:: Data extract ::

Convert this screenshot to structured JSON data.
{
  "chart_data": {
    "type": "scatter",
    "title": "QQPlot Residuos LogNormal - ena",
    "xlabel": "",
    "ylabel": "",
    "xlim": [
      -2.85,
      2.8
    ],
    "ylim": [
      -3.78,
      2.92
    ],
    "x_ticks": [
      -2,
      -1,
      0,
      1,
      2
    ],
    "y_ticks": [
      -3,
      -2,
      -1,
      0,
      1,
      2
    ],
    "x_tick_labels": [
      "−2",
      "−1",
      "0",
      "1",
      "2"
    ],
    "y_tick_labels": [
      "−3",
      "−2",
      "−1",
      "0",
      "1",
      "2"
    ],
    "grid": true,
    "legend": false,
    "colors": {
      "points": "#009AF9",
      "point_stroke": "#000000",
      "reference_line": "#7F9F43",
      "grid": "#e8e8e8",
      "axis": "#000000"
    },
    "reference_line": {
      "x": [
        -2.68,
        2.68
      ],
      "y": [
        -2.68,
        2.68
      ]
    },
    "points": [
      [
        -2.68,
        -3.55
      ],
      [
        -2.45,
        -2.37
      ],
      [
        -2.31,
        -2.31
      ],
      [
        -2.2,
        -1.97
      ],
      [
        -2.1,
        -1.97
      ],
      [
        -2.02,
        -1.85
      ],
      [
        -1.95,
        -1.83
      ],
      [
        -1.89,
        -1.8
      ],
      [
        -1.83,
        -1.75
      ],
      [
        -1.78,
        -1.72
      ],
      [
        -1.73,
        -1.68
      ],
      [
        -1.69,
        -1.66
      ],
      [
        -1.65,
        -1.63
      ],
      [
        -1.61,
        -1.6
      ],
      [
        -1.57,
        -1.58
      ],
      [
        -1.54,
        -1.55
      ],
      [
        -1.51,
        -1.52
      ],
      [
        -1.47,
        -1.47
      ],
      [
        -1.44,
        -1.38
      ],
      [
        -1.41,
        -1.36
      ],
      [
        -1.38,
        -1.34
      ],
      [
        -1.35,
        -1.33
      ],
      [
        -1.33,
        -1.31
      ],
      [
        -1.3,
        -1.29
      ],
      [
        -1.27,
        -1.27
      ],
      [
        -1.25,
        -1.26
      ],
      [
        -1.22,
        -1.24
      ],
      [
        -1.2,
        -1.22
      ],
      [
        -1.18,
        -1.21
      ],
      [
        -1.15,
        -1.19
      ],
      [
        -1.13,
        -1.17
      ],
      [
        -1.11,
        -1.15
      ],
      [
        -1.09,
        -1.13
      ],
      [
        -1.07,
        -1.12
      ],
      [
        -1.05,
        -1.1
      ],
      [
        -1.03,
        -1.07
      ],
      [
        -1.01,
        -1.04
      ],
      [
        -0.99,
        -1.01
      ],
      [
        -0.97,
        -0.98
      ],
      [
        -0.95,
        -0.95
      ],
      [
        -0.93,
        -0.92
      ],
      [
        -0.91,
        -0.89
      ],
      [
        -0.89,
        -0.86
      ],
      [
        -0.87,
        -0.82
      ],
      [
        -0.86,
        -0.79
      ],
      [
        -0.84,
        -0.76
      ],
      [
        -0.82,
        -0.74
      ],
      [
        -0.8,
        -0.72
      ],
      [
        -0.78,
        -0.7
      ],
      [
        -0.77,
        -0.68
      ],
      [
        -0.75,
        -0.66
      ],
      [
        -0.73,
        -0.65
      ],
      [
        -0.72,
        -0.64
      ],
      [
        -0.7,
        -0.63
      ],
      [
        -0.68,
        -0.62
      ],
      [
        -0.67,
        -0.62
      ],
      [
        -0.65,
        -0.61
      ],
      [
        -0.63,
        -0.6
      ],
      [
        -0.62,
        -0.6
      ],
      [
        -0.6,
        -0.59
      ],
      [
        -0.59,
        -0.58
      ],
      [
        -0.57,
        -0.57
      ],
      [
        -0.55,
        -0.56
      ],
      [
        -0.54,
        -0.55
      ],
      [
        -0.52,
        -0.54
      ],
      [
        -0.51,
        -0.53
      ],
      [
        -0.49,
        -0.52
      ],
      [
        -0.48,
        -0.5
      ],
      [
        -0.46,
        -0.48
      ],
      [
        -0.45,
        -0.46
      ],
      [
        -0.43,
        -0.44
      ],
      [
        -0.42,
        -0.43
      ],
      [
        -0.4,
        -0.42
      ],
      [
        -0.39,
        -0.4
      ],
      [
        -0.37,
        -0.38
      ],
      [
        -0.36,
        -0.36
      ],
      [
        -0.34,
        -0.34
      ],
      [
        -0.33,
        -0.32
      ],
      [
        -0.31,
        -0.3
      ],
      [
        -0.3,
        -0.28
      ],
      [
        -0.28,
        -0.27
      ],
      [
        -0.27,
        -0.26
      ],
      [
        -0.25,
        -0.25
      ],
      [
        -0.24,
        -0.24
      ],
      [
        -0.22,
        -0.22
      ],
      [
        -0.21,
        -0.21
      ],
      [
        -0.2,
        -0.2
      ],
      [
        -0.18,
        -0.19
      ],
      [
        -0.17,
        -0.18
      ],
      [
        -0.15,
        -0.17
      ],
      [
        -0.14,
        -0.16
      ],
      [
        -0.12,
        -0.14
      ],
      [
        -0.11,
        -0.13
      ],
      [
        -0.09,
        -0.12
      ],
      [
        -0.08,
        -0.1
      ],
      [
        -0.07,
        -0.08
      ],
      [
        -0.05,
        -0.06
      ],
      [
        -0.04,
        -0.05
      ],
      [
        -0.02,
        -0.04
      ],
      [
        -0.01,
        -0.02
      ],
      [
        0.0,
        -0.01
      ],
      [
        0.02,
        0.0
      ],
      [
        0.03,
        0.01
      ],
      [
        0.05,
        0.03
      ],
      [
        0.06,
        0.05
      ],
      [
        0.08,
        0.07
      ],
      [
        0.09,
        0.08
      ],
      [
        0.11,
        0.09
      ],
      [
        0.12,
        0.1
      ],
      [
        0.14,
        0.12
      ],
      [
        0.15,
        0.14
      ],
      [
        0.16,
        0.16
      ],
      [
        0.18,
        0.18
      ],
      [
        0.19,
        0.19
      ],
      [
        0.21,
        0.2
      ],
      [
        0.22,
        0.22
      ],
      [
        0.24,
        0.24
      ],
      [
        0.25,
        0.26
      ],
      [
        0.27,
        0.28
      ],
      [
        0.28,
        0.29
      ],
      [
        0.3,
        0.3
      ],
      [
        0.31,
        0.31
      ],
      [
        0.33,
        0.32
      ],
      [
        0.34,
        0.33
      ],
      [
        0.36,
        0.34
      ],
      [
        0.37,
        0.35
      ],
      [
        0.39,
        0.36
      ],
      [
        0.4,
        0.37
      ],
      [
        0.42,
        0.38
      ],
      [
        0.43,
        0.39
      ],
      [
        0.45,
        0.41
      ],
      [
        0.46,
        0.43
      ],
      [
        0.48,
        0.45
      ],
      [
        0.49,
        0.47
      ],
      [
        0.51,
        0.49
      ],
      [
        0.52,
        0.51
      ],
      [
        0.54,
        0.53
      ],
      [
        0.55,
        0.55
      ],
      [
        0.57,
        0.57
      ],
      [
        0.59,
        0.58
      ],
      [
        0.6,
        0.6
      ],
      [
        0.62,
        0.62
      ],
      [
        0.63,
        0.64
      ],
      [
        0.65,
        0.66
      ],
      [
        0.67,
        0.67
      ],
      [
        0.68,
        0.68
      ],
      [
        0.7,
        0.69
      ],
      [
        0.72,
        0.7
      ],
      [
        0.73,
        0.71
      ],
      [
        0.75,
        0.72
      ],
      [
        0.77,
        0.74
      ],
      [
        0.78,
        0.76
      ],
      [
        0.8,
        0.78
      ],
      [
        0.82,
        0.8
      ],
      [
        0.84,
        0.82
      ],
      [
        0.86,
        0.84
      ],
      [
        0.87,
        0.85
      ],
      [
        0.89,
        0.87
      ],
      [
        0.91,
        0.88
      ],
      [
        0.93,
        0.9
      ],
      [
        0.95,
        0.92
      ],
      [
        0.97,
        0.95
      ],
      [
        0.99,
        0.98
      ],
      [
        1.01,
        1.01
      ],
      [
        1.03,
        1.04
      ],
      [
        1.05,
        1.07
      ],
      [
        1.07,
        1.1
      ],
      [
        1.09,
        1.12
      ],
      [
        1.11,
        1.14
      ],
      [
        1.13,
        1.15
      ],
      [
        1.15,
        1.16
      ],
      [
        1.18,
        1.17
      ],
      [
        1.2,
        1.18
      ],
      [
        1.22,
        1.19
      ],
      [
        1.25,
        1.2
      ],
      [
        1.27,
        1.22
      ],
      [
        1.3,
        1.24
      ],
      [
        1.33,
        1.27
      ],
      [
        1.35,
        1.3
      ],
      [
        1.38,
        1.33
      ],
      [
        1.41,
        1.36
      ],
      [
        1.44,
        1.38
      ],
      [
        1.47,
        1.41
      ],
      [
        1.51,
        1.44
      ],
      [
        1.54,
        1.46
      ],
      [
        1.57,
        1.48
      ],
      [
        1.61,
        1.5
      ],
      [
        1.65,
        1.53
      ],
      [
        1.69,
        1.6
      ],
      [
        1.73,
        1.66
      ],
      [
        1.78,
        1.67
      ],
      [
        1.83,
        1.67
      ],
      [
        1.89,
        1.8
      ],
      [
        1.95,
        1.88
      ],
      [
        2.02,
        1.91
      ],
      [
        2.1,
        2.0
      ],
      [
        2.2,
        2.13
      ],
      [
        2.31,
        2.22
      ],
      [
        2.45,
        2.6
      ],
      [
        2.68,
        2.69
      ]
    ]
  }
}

:::
:: Data extract ::

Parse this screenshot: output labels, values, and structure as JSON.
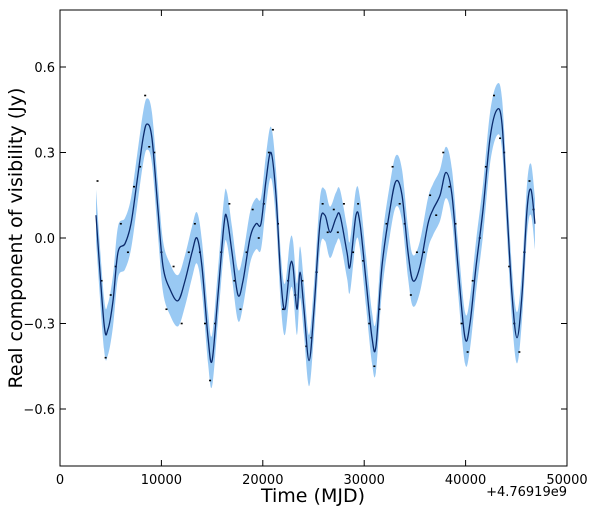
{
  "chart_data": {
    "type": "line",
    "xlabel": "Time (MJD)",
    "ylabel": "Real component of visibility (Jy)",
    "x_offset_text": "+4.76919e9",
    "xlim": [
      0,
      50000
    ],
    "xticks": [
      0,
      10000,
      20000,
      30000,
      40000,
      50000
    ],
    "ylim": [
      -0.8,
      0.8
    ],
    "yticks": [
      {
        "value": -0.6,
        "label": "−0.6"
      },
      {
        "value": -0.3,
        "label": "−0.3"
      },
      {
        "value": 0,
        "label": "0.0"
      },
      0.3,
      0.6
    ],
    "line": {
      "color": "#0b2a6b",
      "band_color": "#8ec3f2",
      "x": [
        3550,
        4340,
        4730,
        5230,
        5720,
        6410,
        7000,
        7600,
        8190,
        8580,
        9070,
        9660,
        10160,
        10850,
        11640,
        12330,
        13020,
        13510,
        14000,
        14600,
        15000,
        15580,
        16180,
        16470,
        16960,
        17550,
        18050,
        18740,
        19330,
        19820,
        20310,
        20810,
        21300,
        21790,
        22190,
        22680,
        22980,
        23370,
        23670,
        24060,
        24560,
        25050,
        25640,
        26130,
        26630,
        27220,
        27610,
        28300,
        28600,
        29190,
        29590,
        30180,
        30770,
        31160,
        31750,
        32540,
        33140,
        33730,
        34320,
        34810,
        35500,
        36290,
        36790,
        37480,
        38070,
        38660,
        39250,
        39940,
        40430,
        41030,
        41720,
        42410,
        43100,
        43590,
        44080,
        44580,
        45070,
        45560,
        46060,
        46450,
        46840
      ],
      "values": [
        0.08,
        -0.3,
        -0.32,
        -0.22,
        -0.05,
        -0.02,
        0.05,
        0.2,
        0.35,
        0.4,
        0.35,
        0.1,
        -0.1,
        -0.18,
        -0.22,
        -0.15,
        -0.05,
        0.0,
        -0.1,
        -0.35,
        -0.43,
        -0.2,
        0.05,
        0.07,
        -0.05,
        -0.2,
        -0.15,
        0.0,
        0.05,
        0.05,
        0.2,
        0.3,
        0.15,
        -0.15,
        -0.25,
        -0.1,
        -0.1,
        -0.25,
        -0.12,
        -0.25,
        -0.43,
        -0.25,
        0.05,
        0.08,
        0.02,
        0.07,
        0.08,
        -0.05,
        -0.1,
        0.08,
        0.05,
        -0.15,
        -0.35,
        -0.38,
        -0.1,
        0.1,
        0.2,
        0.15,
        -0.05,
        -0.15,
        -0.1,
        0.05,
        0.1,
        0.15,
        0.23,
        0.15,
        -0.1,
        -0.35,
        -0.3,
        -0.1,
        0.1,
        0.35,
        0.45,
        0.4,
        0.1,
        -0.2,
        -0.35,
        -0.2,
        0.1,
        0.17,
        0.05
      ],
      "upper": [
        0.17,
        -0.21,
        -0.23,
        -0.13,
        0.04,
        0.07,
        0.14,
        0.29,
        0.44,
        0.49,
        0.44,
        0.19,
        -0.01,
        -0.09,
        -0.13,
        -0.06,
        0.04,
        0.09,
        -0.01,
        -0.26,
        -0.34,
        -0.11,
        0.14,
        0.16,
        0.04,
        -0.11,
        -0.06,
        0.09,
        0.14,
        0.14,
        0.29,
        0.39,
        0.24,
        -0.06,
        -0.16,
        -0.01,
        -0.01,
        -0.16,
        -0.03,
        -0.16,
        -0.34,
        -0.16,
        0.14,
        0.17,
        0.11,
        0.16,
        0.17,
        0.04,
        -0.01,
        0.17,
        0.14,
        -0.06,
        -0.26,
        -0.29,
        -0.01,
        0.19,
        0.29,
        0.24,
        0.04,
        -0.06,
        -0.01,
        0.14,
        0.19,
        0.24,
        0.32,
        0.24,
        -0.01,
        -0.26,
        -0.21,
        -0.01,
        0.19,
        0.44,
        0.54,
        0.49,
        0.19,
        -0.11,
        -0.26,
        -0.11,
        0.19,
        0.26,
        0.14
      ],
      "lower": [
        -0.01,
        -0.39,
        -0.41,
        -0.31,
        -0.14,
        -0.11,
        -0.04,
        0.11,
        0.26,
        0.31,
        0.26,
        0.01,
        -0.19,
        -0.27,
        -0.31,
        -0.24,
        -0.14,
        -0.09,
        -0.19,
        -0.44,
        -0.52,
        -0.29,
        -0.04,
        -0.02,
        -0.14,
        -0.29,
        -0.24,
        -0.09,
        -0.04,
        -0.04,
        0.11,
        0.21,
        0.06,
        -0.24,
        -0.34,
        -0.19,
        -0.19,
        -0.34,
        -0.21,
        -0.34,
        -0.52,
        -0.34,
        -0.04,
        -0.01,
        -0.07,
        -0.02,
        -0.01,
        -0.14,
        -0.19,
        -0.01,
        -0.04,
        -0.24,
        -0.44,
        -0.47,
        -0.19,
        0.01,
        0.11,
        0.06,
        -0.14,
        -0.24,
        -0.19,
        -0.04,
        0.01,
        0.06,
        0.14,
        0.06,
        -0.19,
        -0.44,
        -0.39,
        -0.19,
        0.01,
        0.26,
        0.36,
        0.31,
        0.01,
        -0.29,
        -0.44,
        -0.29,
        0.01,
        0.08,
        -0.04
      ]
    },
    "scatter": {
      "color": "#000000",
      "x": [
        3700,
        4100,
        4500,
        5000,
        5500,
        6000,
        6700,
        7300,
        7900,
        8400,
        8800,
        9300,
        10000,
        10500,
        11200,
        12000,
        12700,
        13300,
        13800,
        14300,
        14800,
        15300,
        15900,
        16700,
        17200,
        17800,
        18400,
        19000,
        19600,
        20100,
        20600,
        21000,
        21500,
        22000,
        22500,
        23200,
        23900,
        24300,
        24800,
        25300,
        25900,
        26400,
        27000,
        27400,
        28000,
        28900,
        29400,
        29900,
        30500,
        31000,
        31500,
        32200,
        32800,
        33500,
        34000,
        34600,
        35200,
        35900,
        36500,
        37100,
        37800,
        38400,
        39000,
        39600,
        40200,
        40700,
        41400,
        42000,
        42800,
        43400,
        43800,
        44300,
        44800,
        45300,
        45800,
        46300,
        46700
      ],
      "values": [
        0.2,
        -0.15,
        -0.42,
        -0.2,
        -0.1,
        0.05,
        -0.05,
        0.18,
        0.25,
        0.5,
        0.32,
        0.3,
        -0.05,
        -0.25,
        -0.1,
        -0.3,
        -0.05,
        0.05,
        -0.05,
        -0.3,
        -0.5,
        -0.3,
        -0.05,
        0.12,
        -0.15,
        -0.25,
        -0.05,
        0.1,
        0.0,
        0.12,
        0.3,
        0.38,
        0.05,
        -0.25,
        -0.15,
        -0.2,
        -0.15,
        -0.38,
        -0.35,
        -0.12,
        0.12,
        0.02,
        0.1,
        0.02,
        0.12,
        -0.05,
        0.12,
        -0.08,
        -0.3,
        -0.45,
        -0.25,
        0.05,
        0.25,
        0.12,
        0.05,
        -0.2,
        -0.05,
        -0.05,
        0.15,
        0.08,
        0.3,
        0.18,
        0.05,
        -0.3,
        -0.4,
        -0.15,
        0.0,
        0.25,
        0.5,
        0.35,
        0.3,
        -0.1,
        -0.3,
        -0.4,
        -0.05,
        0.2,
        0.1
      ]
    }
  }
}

:::

* [Objective]: List the lines of the records where "JSON" occurs.

* [Exercise answer]:
Convert this screenshot to structured JSON data.
Parse this screenshot: output labels, values, and structure as JSON.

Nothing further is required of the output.